++++ Data records
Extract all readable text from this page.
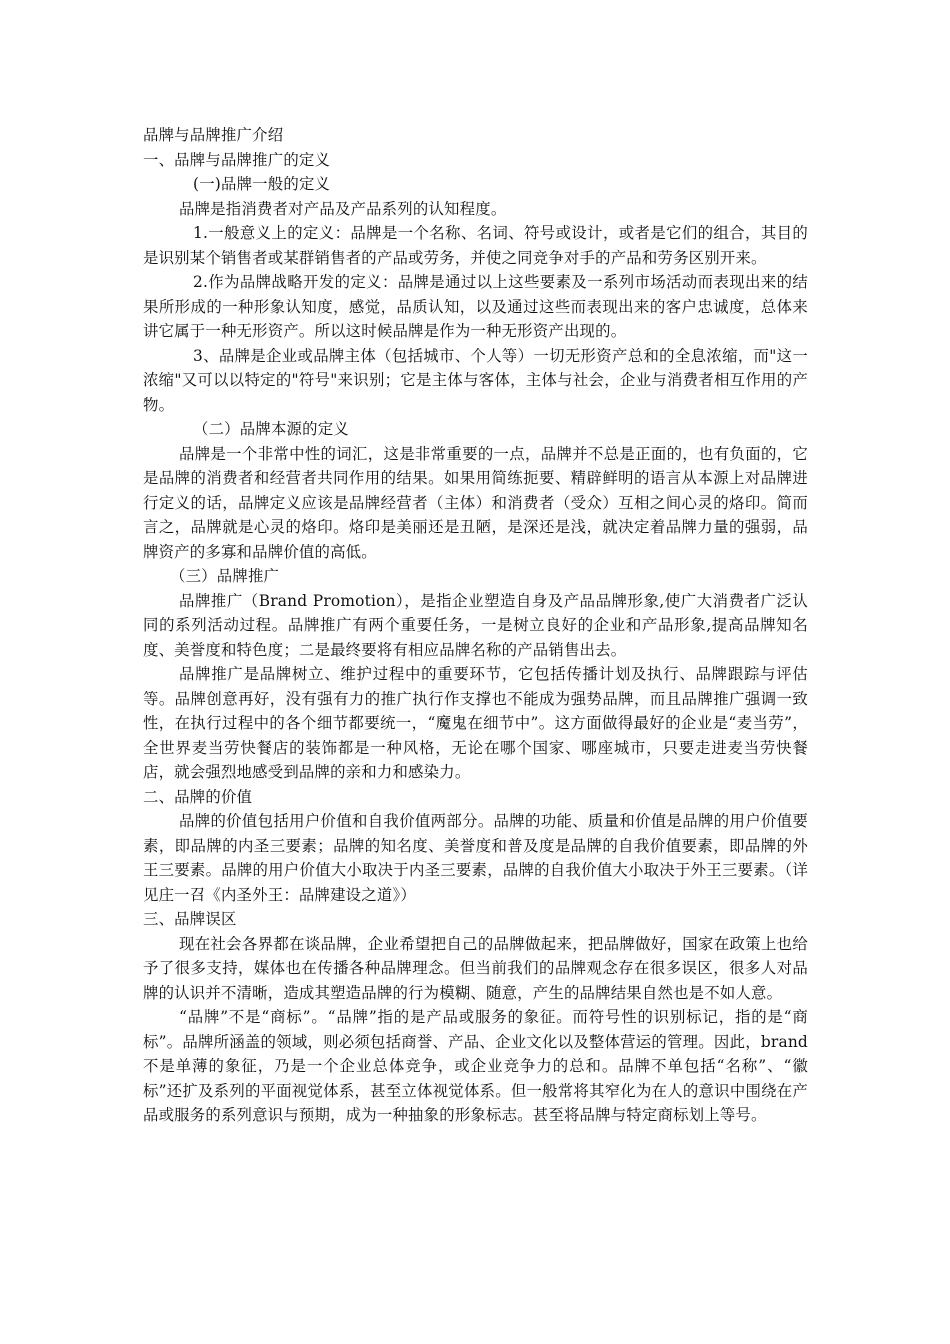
品牌与品牌推广介绍

一、品牌与品牌推广的定义

(一)品牌一般的定义

品牌是指消费者对产品及产品系列的认知程度。

1.一般意义上的定义：品牌是一个名称、名词、符号或设计，或者是它们的组合，其目的是识别某个销售者或某群销售者的产品或劳务，并使之同竞争对手的产品和劳务区别开来。

2.作为品牌战略开发的定义：品牌是通过以上这些要素及一系列市场活动而表现出来的结果所形成的一种形象认知度，感觉，品质认知，以及通过这些而表现出来的客户忠诚度，总体来讲它属于一种无形资产。所以这时候品牌是作为一种无形资产出现的。

3、品牌是企业或品牌主体（包括城市、个人等）一切无形资产总和的全息浓缩，而"这一浓缩"又可以以特定的"符号"来识别；它是主体与客体，主体与社会，企业与消费者相互作用的产物。

（二）品牌本源的定义

品牌是一个非常中性的词汇，这是非常重要的一点，品牌并不总是正面的，也有负面的，它是品牌的消费者和经营者共同作用的结果。如果用简练扼要、精辟鲜明的语言从本源上对品牌进行定义的话，品牌定义应该是品牌经营者（主体）和消费者（受众）互相之间心灵的烙印。简而言之，品牌就是心灵的烙印。烙印是美丽还是丑陋，是深还是浅，就决定着品牌力量的强弱，品牌资产的多寡和品牌价值的高低。

（三）品牌推广

品牌推广（Brand Promotion），是指企业塑造自身及产品品牌形象,使广大消费者广泛认同的系列活动过程。品牌推广有两个重要任务，一是树立良好的企业和产品形象,提高品牌知名度、美誉度和特色度；二是最终要将有相应品牌名称的产品销售出去。

品牌推广是品牌树立、维护过程中的重要环节，它包括传播计划及执行、品牌跟踪与评估等。品牌创意再好，没有强有力的推广执行作支撑也不能成为强势品牌，而且品牌推广强调一致性，在执行过程中的各个细节都要统一，“魔鬼在细节中”。这方面做得最好的企业是“麦当劳”，全世界麦当劳快餐店的装饰都是一种风格，无论在哪个国家、哪座城市，只要走进麦当劳快餐店，就会强烈地感受到品牌的亲和力和感染力。

二、品牌的价值

品牌的价值包括用户价值和自我价值两部分。品牌的功能、质量和价值是品牌的用户价值要素，即品牌的内圣三要素；品牌的知名度、美誉度和普及度是品牌的自我价值要素，即品牌的外王三要素。品牌的用户价值大小取决于内圣三要素，品牌的自我价值大小取决于外王三要素。（详见庄一召《内圣外王：品牌建设之道》）

三、品牌误区

现在社会各界都在谈品牌，企业希望把自己的品牌做起来，把品牌做好，国家在政策上也给予了很多支持，媒体也在传播各种品牌理念。但当前我们的品牌观念存在很多误区，很多人对品牌的认识并不清晰，造成其塑造品牌的行为模糊、随意，产生的品牌结果自然也是不如人意。

“品牌”不是“商标”。“品牌”指的是产品或服务的象征。而符号性的识别标记，指的是“商标”。品牌所涵盖的领域，则必须包括商誉、产品、企业文化以及整体营运的管理。因此，brand 不是单薄的象征，乃是一个企业总体竞争，或企业竞争力的总和。品牌不单包括“名称”、“徽标”还扩及系列的平面视觉体系，甚至立体视觉体系。但一般常将其窄化为在人的意识中围绕在产品或服务的系列意识与预期，成为一种抽象的形象标志。甚至将品牌与特定商标划上等号。
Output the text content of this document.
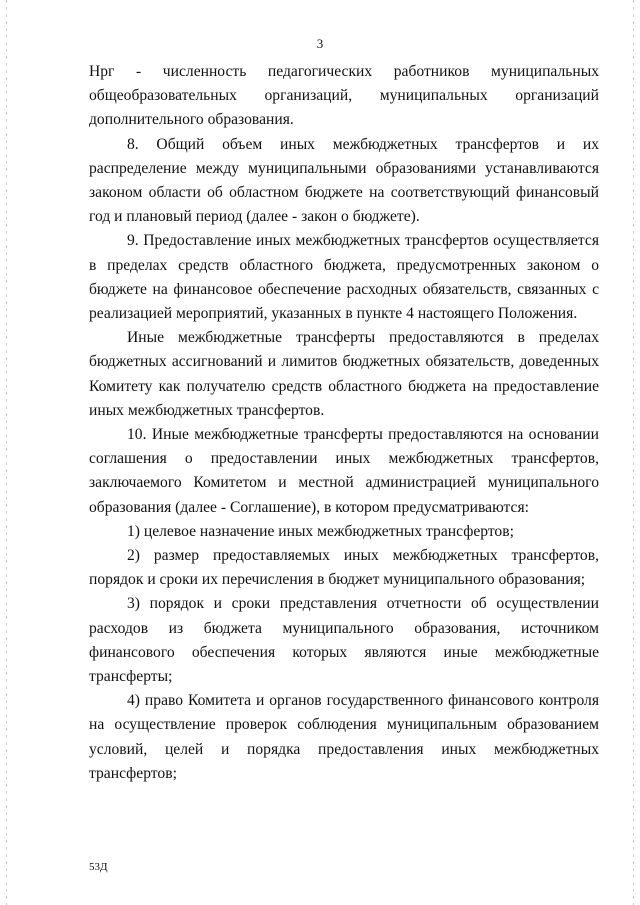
3

Hрг - численность педагогических работников муниципальных общеобразовательных организаций, муниципальных организаций дополнительного образования.

8. Общий объем иных межбюджетных трансфертов и их распределение между муниципальными образованиями устанавливаются законом области об областном бюджете на соответствующий финансовый год и плановый период (далее - закон о бюджете).

9. Предоставление иных межбюджетных трансфертов осуществляется в пределах средств областного бюджета, предусмотренных законом о бюджете на финансовое обеспечение расходных обязательств, связанных с реализацией мероприятий, указанных в пункте 4 настоящего Положения.

Иные межбюджетные трансферты предоставляются в пределах бюджетных ассигнований и лимитов бюджетных обязательств, доведенных Комитету как получателю средств областного бюджета на предоставление иных межбюджетных трансфертов.

10. Иные межбюджетные трансферты предоставляются на основании соглашения о предоставлении иных межбюджетных трансфертов, заключаемого Комитетом и местной администрацией муниципального образования (далее - Соглашение), в котором предусматриваются:

1) целевое назначение иных межбюджетных трансфертов;

2) размер предоставляемых иных межбюджетных трансфертов, порядок и сроки их перечисления в бюджет муниципального образования;

3) порядок и сроки представления отчетности об осуществлении расходов из бюджета муниципального образования, источником финансового обеспечения которых являются иные межбюджетные трансферты;

4) право Комитета и органов государственного финансового контроля на осуществление проверок соблюдения муниципальным образованием условий, целей и порядка предоставления иных межбюджетных трансфертов;

53Д
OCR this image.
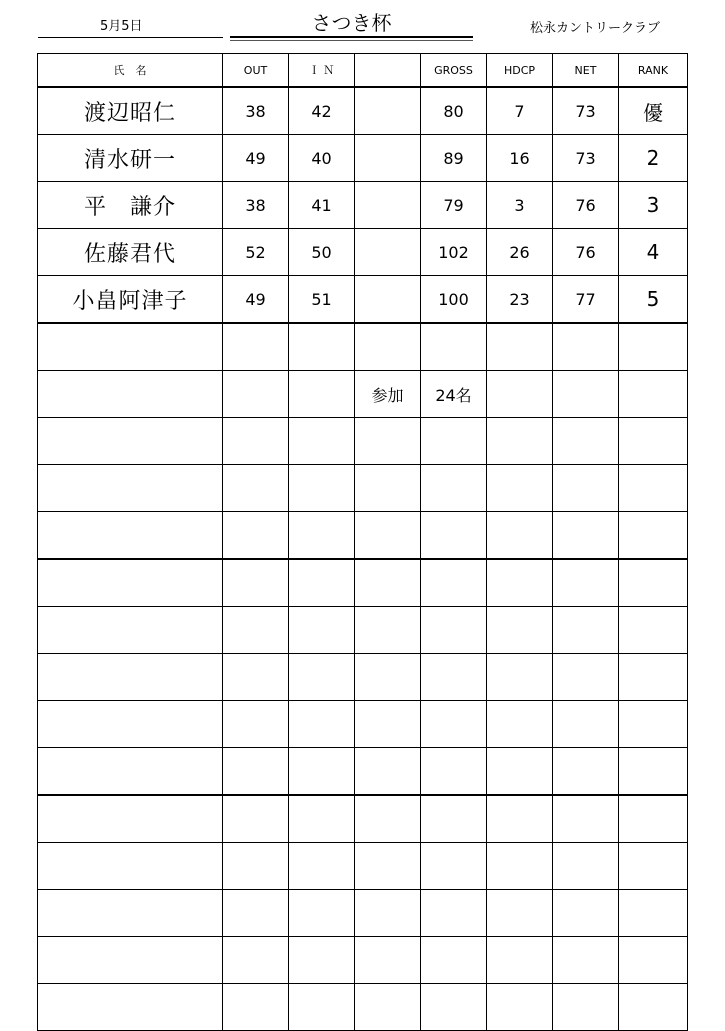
5月5日	さつき杯	松永カントリークラブ
氏　名	OUT	Ｉ Ｎ		GROSS	HDCP	NET	RANK
渡辺昭仁	38	42		80	7	73	優
清水研一	49	40		89	16	73	2
平　謙介	38	41		79	3	76	3
佐藤君代	52	50		102	26	76	4
小畠阿津子	49	51		100	23	77	5

			参加	24名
++++++++
**Exercise directions**
What is the number of lines in the data above that include the word "this"? Answer with that number only.

**Written solution**
3